TASK: Return every record below exactly as written, omitting any pictures.

Stored entries
┏━━

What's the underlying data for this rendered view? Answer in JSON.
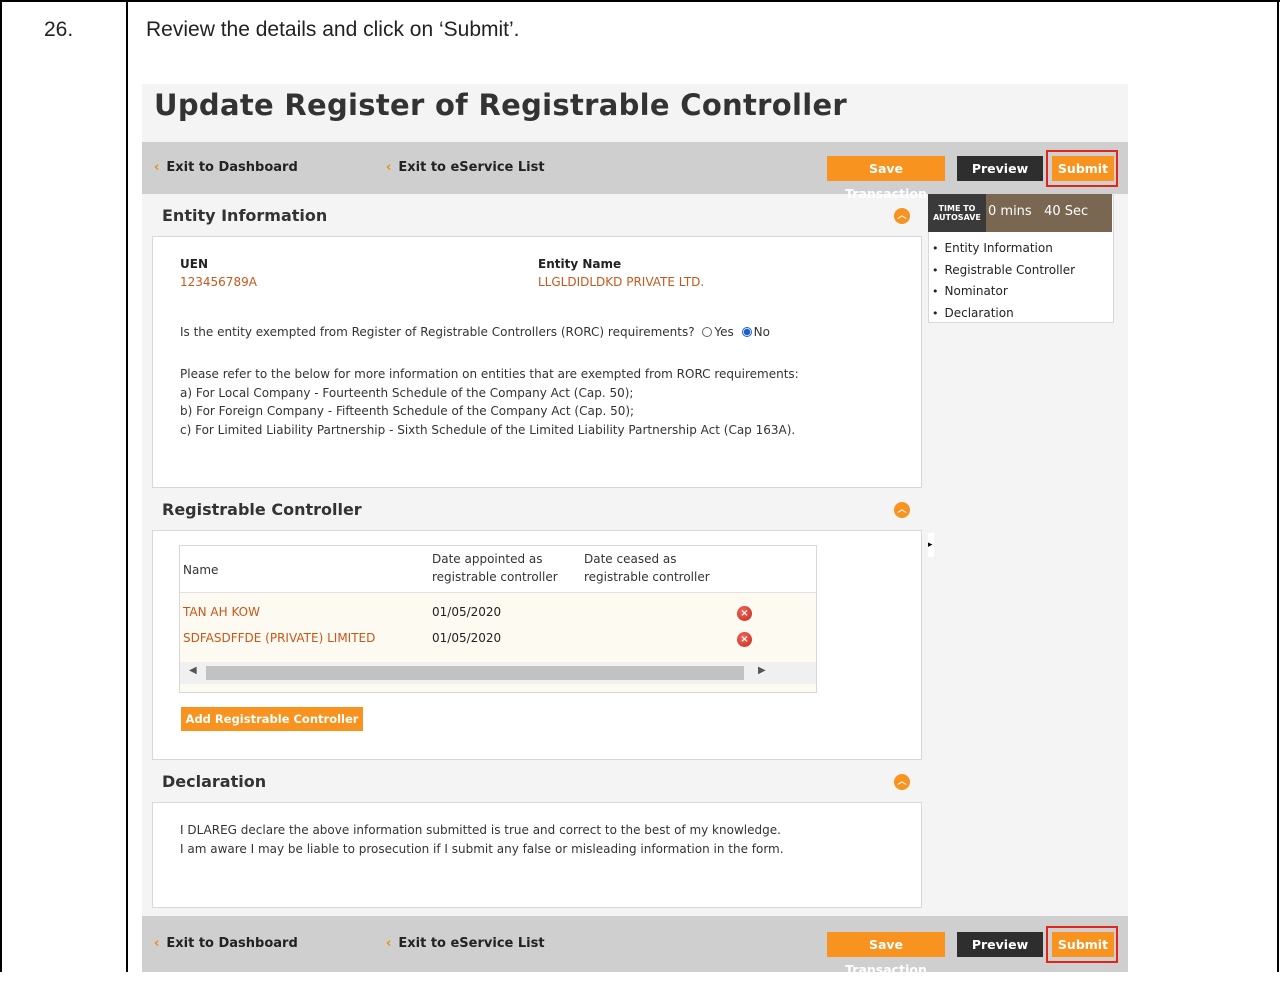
{
  "step": {
    "number": "26.",
    "instruction": "Review the details and click on ‘Submit’."
  },
  "page_title": "Update Register of Registrable Controller",
  "nav": {
    "exit_dashboard": "Exit to Dashboard",
    "exit_eservice": "Exit to eService List",
    "save": "Save Transaction",
    "preview": "Preview",
    "submit": "Submit"
  },
  "autosave": {
    "label_line1": "TIME TO",
    "label_line2": "AUTOSAVE",
    "value": "0 mins   40 Sec"
  },
  "toc": [
    "Entity Information",
    "Registrable Controller",
    "Nominator",
    "Declaration"
  ],
  "entity": {
    "heading": "Entity Information",
    "uen_label": "UEN",
    "uen_value": "123456789A",
    "name_label": "Entity Name",
    "name_value": "LLGLDIDLDKD PRIVATE LTD.",
    "exempt_question": "Is the entity exempted from Register of Registrable Controllers (RORC) requirements?",
    "opt_yes": "Yes",
    "opt_no": "No",
    "selected": "No",
    "info_lines": [
      "Please refer to the below for more information on entities that are exempted from RORC requirements:",
      "a) For Local Company - Fourteenth Schedule of the Company Act (Cap. 50);",
      "b) For Foreign Company - Fifteenth Schedule of the Company Act (Cap. 50);",
      "c) For Limited Liability Partnership - Sixth Schedule of the Limited Liability Partnership Act (Cap 163A)."
    ]
  },
  "controllers": {
    "heading": "Registrable Controller",
    "columns": [
      "Name",
      "Date appointed as registrable controller",
      "Date ceased as registrable controller"
    ],
    "col_name": "Name",
    "col_appointed_1": "Date appointed as",
    "col_appointed_2": "registrable controller",
    "col_ceased_1": "Date ceased as",
    "col_ceased_2": "registrable controller",
    "rows": [
      {
        "name": "TAN AH KOW",
        "appointed": "01/05/2020",
        "ceased": ""
      },
      {
        "name": "SDFASDFFDE (PRIVATE) LIMITED",
        "appointed": "01/05/2020",
        "ceased": ""
      }
    ],
    "add_button": "Add Registrable Controller"
  },
  "declaration": {
    "heading": "Declaration",
    "line1": "I DLAREG declare the above information submitted is true and correct to the best of my knowledge.",
    "line2": "I am aware I may be liable to prosecution if I submit any false or misleading information in the form."
  },
  "colors": {
    "accent": "#f7931e",
    "highlight": "#e1251b",
    "link_text": "#c8571a",
    "navbar": "#cfcfcf"
  }
}
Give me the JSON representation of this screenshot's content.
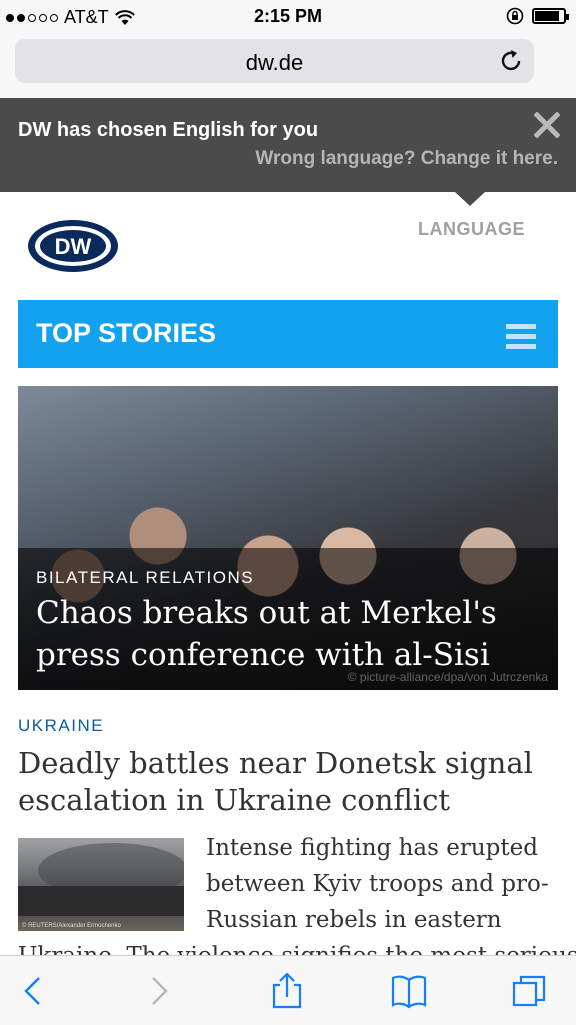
{
  "status": {
    "carrier": "AT&T",
    "time": "2:15 PM",
    "signal_filled": 2,
    "signal_total": 5
  },
  "browser": {
    "url": "dw.de"
  },
  "banner": {
    "message": "DW has chosen English for you",
    "link": "Wrong language? Change it here."
  },
  "header": {
    "language_label": "LANGUAGE"
  },
  "topstories": {
    "title": "TOP STORIES"
  },
  "hero": {
    "kicker": "BILATERAL RELATIONS",
    "headline": "Chaos breaks out at Merkel's press conference with al-Sisi",
    "credit": "© picture-alliance/dpa/von Jutrczenka"
  },
  "story": {
    "kicker": "UKRAINE",
    "title": "Deadly battles near Donetsk signal escalation in Ukraine conflict",
    "summary": "Intense fighting has erupted between Kyiv troops and pro-Russian rebels in eastern",
    "summary_cont": "Ukraine. The violence signifies the most serious",
    "thumb_credit": "© REUTERS/Alexander Ermochenko"
  },
  "colors": {
    "accent": "#12a2f0",
    "banner": "#4b4b4b",
    "kicker": "#0a5f9c"
  },
  "icons": [
    "wifi-icon",
    "lock-rotation-icon",
    "battery-icon",
    "reload-icon",
    "close-icon",
    "dw-logo",
    "hamburger-icon",
    "back-icon",
    "forward-icon",
    "share-icon",
    "bookmarks-icon",
    "tabs-icon"
  ]
}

┗━━

OUTPUT BELOW:
What's the underlying data for this rendered view? Answer in JSON.
{
  "step": {
    "number": "26.",
    "instruction": "Review the details and click on ‘Submit’."
  },
  "page_title": "Update Register of Registrable Controller",
  "nav": {
    "exit_dashboard": "Exit to Dashboard",
    "exit_eservice": "Exit to eService List",
    "save": "Save Transaction",
    "preview": "Preview",
    "submit": "Submit"
  },
  "autosave": {
    "label_line1": "TIME TO",
    "label_line2": "AUTOSAVE",
    "value": "0 mins   40 Sec"
  },
  "toc": [
    "Entity Information",
    "Registrable Controller",
    "Nominator",
    "Declaration"
  ],
  "entity": {
    "heading": "Entity Information",
    "uen_label": "UEN",
    "uen_value": "123456789A",
    "name_label": "Entity Name",
    "name_value": "LLGLDIDLDKD PRIVATE LTD.",
    "exempt_question": "Is the entity exempted from Register of Registrable Controllers (RORC) requirements?",
    "opt_yes": "Yes",
    "opt_no": "No",
    "selected": "No",
    "info_lines": [
      "Please refer to the below for more information on entities that are exempted from RORC requirements:",
      "a) For Local Company - Fourteenth Schedule of the Company Act (Cap. 50);",
      "b) For Foreign Company - Fifteenth Schedule of the Company Act (Cap. 50);",
      "c) For Limited Liability Partnership - Sixth Schedule of the Limited Liability Partnership Act (Cap 163A)."
    ]
  },
  "controllers": {
    "heading": "Registrable Controller",
    "columns": [
      "Name",
      "Date appointed as registrable controller",
      "Date ceased as registrable controller"
    ],
    "col_name": "Name",
    "col_appointed_1": "Date appointed as",
    "col_appointed_2": "registrable controller",
    "col_ceased_1": "Date ceased as",
    "col_ceased_2": "registrable controller",
    "rows": [
      {
        "name": "TAN AH KOW",
        "appointed": "01/05/2020",
        "ceased": ""
      },
      {
        "name": "SDFASDFFDE (PRIVATE) LIMITED",
        "appointed": "01/05/2020",
        "ceased": ""
      }
    ],
    "add_button": "Add Registrable Controller"
  },
  "declaration": {
    "heading": "Declaration",
    "line1": "I DLAREG declare the above information submitted is true and correct to the best of my knowledge.",
    "line2": "I am aware I may be liable to prosecution if I submit any false or misleading information in the form."
  },
  "colors": {
    "accent": "#f7931e",
    "highlight": "#e1251b",
    "link_text": "#c8571a",
    "navbar": "#cfcfcf"
  }
}
Give me the JSON representation of this screenshot's content.
{
  "status": {
    "carrier": "AT&T",
    "time": "2:15 PM",
    "signal_filled": 2,
    "signal_total": 5
  },
  "browser": {
    "url": "dw.de"
  },
  "banner": {
    "message": "DW has chosen English for you",
    "link": "Wrong language? Change it here."
  },
  "header": {
    "language_label": "LANGUAGE"
  },
  "topstories": {
    "title": "TOP STORIES"
  },
  "hero": {
    "kicker": "BILATERAL RELATIONS",
    "headline": "Chaos breaks out at Merkel's press conference with al-Sisi",
    "credit": "© picture-alliance/dpa/von Jutrczenka"
  },
  "story": {
    "kicker": "UKRAINE",
    "title": "Deadly battles near Donetsk signal escalation in Ukraine conflict",
    "summary": "Intense fighting has erupted between Kyiv troops and pro-Russian rebels in eastern",
    "summary_cont": "Ukraine. The violence signifies the most serious",
    "thumb_credit": "© REUTERS/Alexander Ermochenko"
  },
  "colors": {
    "accent": "#12a2f0",
    "banner": "#4b4b4b",
    "kicker": "#0a5f9c"
  },
  "icons": [
    "wifi-icon",
    "lock-rotation-icon",
    "battery-icon",
    "reload-icon",
    "close-icon",
    "dw-logo",
    "hamburger-icon",
    "back-icon",
    "forward-icon",
    "share-icon",
    "bookmarks-icon",
    "tabs-icon"
  ]
}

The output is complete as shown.